* **TASK**: Select every line holding the word "choisir" and copy it.

* **SOURCE DATA**:
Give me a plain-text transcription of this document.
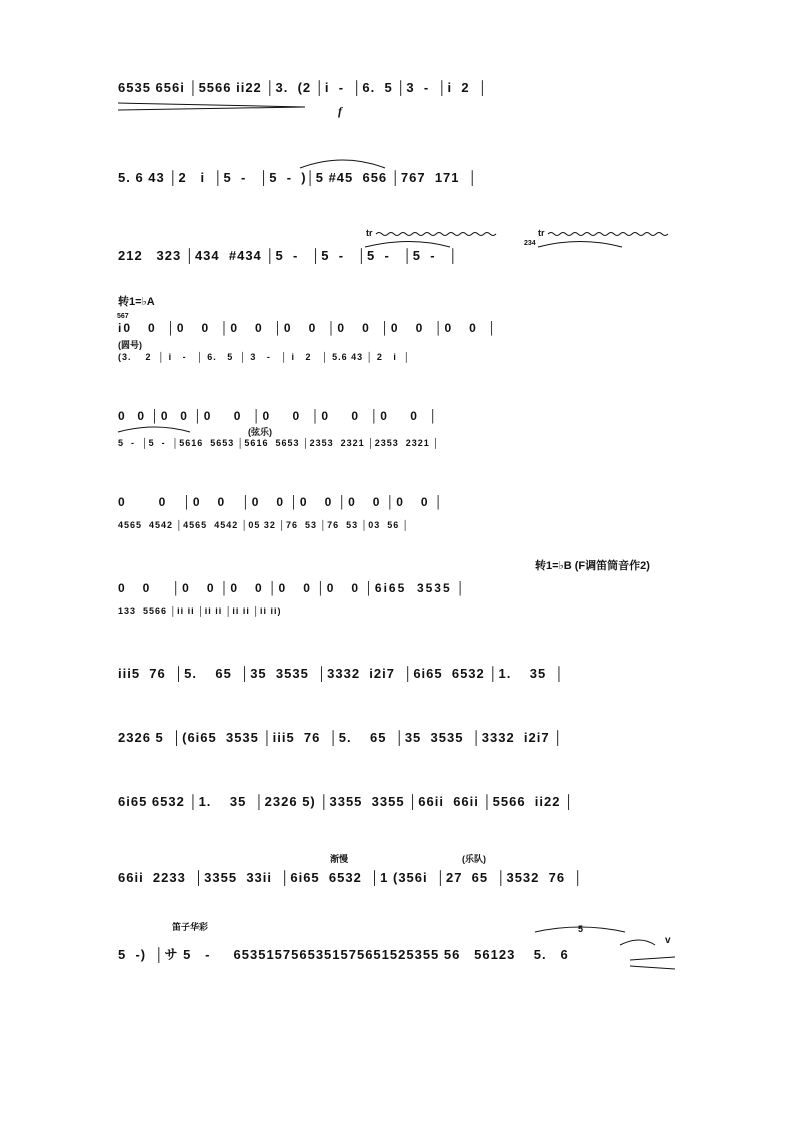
6535 656i │5566 ii22 │3.  (2 │i  -  │6.  5 │3  -  │i  2  │
f
5. 6 43 │2   i  │5  -   │5  -  )│5 #45  656 │767  171  │
tr	tr
234
212   323 │434  #434 │5  -   │5  -   │5  -   │5  -   │
转1=♭A
567
i0   0  │0   0  │0   0  │0   0  │0   0  │0   0  │0   0  │
(圆号)
(3.    2  │ i   -   │ 6.   5  │ 3   -   │ i   2   │ 5.6 43 │ 2   i  │
0  0 │0  0 │0    0  │0    0  │0    0  │0    0  │
(弦乐)
5  -  │5  -  │5616  5653 │5616  5653 │2353  2321 │2353  2321 │
0      0   │0   0   │0   0 │0   0 │0   0 │0   0 │
4565  4542 │4565  4542 │05 32 │76  53 │76  53 │03  56 │
转1=♭B (F调笛筒音作2)
0   0    │0   0 │0   0 │0   0 │0   0 │6i65  3535 │
133  5566 │ii ii │ii ii │ii ii │ii ii)
iii5  76  │5.    65  │35  3535  │3332  i2i7  │6i65  6532 │1.    35  │
2326 5  │(6i65  3535 │iii5  76  │5.    65  │35  3535  │3332  i2i7 │
6i65 6532 │1.    35  │2326 5) │3355  3355 │66ii  66ii │5566  ii22 │
渐慢	(乐队)
66ii  2233  │3355  33ii  │6i65  6532  │1 (356i  │27  65  │3532  76  │
笛子华彩	5
5  -)  │サ 5   -     6535157565351575651525355 56   56123    5.   6
v
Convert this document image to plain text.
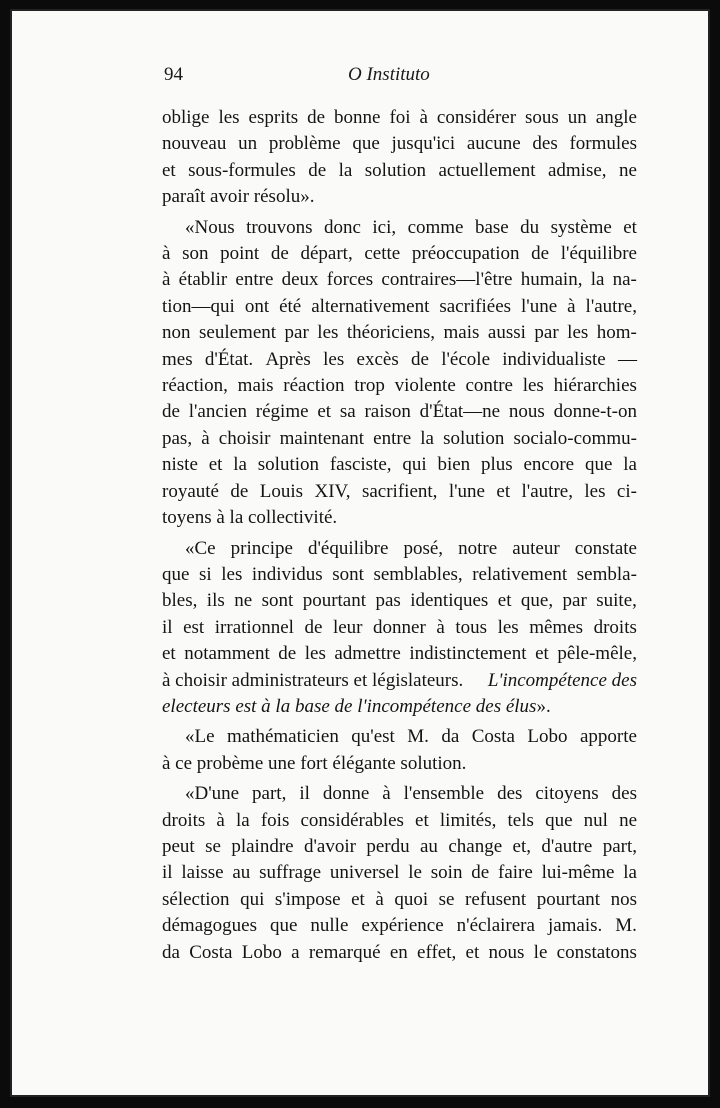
94	O Instituto
oblige les esprits de bonne foi à considérer sous un angle
nouveau un problème que jusqu'ici aucune des formules
et sous-formules de la solution actuellement admise, ne
paraît avoir résolu».
«Nous trouvons donc ici, comme base du système et
à son point de départ, cette préoccupation de l'équilibre
à établir entre deux forces contraires—l'être humain, la na-
tion—qui ont été alternativement sacrifiées l'une à l'autre,
non seulement par les théoriciens, mais aussi par les hom-
mes d'État. Après les excès de l'école individualiste —
réaction, mais réaction trop violente contre les hiérarchies
de l'ancien régime et sa raison d'État—ne nous donne-t-on
pas, à choisir maintenant entre la solution socialo-commu-
niste et la solution fasciste, qui bien plus encore que la
royauté de Louis XIV, sacrifient, l'une et l'autre, les ci-
toyens à la collectivité.
«Ce principe d'équilibre posé, notre auteur constate
que si les individus sont semblables, relativement sembla-
bles, ils ne sont pourtant pas identiques et que, par suite,
il est irrationnel de leur donner à tous les mêmes droits
et notamment de les admettre indistinctement et pêle-mêle,
à choisir administrateurs et législateurs. L'incompétence des
electeurs est à la base de l'incompétence des élus».
«Le mathématicien qu'est M. da Costa Lobo apporte
à ce probème une fort élégante solution.
«D'une part, il donne à l'ensemble des citoyens des
droits à la fois considérables et limités, tels que nul ne
peut se plaindre d'avoir perdu au change et, d'autre part,
il laisse au suffrage universel le soin de faire lui-même la
sélection qui s'impose et à quoi se refusent pourtant nos
démagogues que nulle expérience n'éclairera jamais. M.
da Costa Lobo a remarqué en effet, et nous le constatons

* **SOLUTION**:
pas, à choisir maintenant entre la solution socialo-commu-
à choisir administrateurs et législateurs. L'incompétence des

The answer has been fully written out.